▶ _Data in this exercise_
[START]

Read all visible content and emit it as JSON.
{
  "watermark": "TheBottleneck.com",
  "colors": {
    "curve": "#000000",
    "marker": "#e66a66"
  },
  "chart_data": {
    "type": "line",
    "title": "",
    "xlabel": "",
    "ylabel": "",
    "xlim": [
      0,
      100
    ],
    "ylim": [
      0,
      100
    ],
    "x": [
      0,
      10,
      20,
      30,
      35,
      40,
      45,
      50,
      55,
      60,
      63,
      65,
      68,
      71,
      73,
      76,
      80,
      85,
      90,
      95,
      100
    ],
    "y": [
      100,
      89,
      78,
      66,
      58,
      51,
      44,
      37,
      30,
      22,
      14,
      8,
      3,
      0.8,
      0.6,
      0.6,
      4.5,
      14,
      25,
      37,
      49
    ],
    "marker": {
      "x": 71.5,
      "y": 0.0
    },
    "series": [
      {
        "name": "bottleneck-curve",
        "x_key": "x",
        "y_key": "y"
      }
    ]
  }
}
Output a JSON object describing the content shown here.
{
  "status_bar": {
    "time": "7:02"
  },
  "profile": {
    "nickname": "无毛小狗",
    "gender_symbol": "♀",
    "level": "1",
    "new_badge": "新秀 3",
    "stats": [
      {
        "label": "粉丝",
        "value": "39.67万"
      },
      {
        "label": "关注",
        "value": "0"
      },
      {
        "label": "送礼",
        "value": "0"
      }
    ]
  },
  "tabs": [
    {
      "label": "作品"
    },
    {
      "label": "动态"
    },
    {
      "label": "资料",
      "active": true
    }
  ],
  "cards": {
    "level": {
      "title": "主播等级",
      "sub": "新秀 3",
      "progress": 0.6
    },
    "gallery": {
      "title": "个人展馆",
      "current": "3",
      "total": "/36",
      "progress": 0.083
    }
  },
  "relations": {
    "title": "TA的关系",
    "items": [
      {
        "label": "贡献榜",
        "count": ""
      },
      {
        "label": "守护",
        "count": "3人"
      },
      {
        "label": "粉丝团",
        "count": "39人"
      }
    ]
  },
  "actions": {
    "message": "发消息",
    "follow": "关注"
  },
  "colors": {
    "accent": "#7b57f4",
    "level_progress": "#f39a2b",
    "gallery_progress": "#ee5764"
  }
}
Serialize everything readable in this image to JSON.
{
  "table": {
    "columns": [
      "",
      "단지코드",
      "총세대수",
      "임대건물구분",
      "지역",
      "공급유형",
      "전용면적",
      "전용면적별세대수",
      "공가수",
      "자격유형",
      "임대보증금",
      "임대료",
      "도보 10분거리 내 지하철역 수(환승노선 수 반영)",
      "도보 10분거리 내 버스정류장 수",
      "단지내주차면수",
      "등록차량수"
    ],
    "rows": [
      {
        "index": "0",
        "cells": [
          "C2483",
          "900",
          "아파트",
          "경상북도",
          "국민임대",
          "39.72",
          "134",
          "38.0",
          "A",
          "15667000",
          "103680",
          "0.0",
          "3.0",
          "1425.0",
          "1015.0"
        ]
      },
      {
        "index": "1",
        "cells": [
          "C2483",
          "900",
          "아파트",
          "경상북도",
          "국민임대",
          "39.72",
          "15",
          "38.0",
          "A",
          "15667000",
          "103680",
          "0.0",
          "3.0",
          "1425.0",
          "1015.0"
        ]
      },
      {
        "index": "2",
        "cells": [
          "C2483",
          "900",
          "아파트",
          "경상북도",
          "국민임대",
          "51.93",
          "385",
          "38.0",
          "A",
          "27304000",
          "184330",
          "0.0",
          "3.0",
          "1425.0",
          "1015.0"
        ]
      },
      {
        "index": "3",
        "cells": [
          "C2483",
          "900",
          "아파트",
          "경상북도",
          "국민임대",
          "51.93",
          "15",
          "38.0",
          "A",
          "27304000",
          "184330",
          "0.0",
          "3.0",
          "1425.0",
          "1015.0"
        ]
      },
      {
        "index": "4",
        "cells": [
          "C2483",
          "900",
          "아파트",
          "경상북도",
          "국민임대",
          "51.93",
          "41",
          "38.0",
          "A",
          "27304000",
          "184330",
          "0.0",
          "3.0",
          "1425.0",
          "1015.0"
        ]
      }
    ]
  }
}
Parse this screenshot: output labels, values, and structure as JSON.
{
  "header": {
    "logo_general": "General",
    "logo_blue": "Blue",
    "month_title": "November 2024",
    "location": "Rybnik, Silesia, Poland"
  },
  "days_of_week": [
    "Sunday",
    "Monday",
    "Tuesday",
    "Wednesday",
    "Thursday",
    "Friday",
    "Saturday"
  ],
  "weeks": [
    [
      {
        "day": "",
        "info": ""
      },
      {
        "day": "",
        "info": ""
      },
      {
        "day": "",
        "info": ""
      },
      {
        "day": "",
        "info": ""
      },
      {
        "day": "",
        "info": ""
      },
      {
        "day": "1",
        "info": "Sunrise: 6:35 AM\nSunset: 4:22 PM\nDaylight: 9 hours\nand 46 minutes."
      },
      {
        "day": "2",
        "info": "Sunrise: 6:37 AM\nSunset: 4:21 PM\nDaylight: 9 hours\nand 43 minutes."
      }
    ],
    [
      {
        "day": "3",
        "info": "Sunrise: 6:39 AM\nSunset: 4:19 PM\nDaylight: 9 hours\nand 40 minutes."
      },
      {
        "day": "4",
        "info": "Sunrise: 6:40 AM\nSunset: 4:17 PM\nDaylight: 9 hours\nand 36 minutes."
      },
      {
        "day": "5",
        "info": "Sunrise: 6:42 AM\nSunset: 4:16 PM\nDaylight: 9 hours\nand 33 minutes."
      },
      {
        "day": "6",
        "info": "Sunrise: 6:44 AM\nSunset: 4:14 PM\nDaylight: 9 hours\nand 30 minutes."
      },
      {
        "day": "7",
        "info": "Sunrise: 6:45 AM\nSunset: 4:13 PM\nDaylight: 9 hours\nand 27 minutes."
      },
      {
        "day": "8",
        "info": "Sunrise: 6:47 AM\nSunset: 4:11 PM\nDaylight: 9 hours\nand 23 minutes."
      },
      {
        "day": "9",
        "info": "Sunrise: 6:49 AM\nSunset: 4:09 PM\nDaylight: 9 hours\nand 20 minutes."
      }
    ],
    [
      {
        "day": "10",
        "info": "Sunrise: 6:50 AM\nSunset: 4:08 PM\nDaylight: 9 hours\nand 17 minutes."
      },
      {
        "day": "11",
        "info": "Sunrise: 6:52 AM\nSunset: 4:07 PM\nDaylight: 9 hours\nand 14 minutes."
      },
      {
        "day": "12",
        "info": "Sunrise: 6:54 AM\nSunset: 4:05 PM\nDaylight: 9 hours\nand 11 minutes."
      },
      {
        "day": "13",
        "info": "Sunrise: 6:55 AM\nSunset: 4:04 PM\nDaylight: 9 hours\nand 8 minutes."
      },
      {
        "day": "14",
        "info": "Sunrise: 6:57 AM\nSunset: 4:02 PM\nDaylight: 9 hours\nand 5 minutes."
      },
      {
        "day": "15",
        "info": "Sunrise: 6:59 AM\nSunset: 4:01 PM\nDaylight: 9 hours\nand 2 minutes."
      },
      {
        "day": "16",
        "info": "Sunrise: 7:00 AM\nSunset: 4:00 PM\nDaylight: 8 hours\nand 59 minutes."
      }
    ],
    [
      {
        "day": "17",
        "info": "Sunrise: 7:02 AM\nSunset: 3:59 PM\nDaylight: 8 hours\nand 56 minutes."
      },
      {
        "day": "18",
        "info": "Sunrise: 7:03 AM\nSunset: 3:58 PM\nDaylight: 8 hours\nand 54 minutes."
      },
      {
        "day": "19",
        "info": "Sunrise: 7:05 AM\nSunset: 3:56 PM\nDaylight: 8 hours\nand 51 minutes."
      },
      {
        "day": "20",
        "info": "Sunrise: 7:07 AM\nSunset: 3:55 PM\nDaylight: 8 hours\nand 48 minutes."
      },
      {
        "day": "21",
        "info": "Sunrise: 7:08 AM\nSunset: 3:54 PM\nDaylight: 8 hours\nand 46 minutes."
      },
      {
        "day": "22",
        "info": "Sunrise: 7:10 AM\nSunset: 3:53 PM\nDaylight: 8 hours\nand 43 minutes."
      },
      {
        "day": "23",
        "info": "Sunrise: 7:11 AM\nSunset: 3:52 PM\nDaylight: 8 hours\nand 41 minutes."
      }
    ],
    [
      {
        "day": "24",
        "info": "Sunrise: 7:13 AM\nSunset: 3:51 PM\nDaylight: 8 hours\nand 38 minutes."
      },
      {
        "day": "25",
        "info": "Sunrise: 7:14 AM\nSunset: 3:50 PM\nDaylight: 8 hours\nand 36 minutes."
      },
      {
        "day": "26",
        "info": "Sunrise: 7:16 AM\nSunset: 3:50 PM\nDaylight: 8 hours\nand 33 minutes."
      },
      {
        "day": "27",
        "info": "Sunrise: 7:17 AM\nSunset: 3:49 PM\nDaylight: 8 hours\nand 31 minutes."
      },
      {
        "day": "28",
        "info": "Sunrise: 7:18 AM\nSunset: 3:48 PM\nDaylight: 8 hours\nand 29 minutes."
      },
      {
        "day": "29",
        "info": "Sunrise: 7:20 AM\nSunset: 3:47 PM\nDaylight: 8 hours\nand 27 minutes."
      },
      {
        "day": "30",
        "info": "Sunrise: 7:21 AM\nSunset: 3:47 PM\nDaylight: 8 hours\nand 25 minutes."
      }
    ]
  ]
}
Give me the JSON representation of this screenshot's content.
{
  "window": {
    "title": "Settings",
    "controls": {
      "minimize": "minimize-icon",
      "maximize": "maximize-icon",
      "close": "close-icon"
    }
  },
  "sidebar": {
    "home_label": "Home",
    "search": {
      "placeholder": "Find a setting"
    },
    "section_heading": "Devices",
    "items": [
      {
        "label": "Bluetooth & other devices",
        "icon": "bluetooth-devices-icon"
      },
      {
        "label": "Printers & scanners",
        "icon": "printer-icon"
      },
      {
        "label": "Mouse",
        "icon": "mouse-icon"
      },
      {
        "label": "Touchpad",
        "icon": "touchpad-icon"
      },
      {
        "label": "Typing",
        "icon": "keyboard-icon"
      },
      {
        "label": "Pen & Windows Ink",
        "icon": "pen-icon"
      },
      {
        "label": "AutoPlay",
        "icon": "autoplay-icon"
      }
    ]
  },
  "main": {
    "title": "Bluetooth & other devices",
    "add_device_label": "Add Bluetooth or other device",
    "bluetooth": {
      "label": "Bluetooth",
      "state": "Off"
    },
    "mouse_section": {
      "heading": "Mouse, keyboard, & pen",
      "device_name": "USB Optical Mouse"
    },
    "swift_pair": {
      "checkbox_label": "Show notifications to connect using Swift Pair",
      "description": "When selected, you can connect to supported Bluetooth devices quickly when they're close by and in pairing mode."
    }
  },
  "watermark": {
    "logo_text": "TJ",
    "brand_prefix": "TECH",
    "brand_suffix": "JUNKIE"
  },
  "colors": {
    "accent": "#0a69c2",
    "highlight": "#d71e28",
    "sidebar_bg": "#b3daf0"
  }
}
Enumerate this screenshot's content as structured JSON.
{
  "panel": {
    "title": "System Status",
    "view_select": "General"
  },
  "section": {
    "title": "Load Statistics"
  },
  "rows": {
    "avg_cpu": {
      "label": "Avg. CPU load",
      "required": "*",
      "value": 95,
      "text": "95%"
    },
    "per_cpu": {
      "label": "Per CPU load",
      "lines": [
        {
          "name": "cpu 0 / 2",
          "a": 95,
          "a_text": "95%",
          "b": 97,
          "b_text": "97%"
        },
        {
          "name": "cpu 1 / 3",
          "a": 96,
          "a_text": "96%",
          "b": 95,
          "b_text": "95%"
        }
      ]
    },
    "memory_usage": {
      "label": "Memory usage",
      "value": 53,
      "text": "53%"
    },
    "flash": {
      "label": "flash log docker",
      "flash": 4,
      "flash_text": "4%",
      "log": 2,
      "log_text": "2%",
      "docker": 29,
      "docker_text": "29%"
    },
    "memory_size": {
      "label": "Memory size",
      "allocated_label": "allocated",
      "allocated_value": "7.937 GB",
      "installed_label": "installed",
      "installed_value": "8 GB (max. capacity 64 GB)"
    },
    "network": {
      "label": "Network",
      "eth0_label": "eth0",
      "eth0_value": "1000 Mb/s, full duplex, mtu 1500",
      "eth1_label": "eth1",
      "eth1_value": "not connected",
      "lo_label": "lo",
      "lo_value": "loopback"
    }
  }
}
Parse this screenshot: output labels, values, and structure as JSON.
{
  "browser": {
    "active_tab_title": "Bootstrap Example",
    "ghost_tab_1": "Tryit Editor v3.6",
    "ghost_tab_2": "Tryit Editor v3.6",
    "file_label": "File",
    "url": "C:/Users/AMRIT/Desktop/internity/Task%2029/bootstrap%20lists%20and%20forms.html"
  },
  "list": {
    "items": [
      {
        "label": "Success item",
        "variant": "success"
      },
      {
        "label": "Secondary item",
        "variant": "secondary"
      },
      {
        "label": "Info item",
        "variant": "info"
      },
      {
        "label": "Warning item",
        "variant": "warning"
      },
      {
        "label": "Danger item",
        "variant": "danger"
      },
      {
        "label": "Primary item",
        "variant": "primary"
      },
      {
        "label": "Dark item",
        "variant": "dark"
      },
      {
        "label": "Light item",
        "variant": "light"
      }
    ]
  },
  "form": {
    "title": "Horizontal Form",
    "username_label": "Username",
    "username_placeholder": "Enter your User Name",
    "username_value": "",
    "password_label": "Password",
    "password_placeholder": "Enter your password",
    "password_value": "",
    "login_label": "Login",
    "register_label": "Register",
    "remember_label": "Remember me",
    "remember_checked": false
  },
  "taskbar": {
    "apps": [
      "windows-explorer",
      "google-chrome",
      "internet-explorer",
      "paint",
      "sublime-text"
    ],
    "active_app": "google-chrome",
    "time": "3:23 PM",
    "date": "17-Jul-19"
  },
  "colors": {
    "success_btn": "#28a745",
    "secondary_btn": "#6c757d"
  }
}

[END]

▶ _Task statement_
Extract, from the listing above, every line where the string "close" occurs.

▶ _Answer in full_
      "close": "close-icon"
      "description": "When selected, you can connect to supported Bluetooth devices quickly when they're close by and in pairing mode."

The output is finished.